» **Task directions**
Here are some records; return them all exactly.

» **Records from a collection**
[BEGIN]

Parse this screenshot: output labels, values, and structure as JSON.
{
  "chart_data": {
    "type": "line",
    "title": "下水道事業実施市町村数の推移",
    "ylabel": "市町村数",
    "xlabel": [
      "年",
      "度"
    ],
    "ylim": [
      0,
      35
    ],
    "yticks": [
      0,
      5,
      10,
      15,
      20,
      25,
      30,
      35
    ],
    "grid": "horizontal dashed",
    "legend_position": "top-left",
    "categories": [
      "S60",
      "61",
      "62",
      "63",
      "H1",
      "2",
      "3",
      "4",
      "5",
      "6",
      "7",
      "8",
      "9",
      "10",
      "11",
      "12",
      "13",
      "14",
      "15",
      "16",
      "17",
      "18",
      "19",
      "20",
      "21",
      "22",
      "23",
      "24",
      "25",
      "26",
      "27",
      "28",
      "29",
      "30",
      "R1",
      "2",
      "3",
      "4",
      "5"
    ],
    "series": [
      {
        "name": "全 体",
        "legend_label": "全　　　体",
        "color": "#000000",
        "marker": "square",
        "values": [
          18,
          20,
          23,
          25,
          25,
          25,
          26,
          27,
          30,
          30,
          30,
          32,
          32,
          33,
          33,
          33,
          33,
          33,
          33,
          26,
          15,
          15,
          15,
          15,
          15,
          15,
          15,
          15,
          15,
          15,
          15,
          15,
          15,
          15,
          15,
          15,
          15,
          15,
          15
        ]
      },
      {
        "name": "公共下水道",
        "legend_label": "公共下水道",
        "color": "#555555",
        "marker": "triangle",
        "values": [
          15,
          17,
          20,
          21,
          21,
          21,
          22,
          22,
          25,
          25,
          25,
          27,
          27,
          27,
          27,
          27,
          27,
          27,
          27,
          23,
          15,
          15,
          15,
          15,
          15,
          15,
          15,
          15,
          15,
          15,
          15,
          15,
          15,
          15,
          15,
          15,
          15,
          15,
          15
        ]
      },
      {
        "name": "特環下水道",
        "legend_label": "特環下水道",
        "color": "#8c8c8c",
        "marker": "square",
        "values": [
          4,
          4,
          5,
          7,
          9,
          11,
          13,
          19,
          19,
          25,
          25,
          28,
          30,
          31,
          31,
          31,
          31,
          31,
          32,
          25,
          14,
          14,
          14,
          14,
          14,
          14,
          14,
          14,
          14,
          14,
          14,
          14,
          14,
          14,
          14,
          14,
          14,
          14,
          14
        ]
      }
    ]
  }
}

[END]

» **Right answer**
Parse this screenshot: output labels, values, and structure as JSON.
{
  "chart_data": {
    "type": "line",
    "title": "下水道事業実施市町村数の推移",
    "ylabel": "市町村数",
    "xlabel": [
      "年",
      "度"
    ],
    "ylim": [
      0,
      35
    ],
    "yticks": [
      0,
      5,
      10,
      15,
      20,
      25,
      30,
      35
    ],
    "grid": "horizontal dashed",
    "legend_position": "top-left",
    "categories": [
      "S60",
      "61",
      "62",
      "63",
      "H1",
      "2",
      "3",
      "4",
      "5",
      "6",
      "7",
      "8",
      "9",
      "10",
      "11",
      "12",
      "13",
      "14",
      "15",
      "16",
      "17",
      "18",
      "19",
      "20",
      "21",
      "22",
      "23",
      "24",
      "25",
      "26",
      "27",
      "28",
      "29",
      "30",
      "R1",
      "2",
      "3",
      "4",
      "5"
    ],
    "series": [
      {
        "name": "全 体",
        "legend_label": "全　　　体",
        "color": "#000000",
        "marker": "square",
        "values": [
          18,
          20,
          23,
          25,
          25,
          25,
          26,
          27,
          30,
          30,
          30,
          32,
          32,
          33,
          33,
          33,
          33,
          33,
          33,
          26,
          15,
          15,
          15,
          15,
          15,
          15,
          15,
          15,
          15,
          15,
          15,
          15,
          15,
          15,
          15,
          15,
          15,
          15,
          15
        ]
      },
      {
        "name": "公共下水道",
        "legend_label": "公共下水道",
        "color": "#555555",
        "marker": "triangle",
        "values": [
          15,
          17,
          20,
          21,
          21,
          21,
          22,
          22,
          25,
          25,
          25,
          27,
          27,
          27,
          27,
          27,
          27,
          27,
          27,
          23,
          15,
          15,
          15,
          15,
          15,
          15,
          15,
          15,
          15,
          15,
          15,
          15,
          15,
          15,
          15,
          15,
          15,
          15,
          15
        ]
      },
      {
        "name": "特環下水道",
        "legend_label": "特環下水道",
        "color": "#8c8c8c",
        "marker": "square",
        "values": [
          4,
          4,
          5,
          7,
          9,
          11,
          13,
          19,
          19,
          25,
          25,
          28,
          30,
          31,
          31,
          31,
          31,
          31,
          32,
          25,
          14,
          14,
          14,
          14,
          14,
          14,
          14,
          14,
          14,
          14,
          14,
          14,
          14,
          14,
          14,
          14,
          14,
          14,
          14
        ]
      }
    ]
  }
}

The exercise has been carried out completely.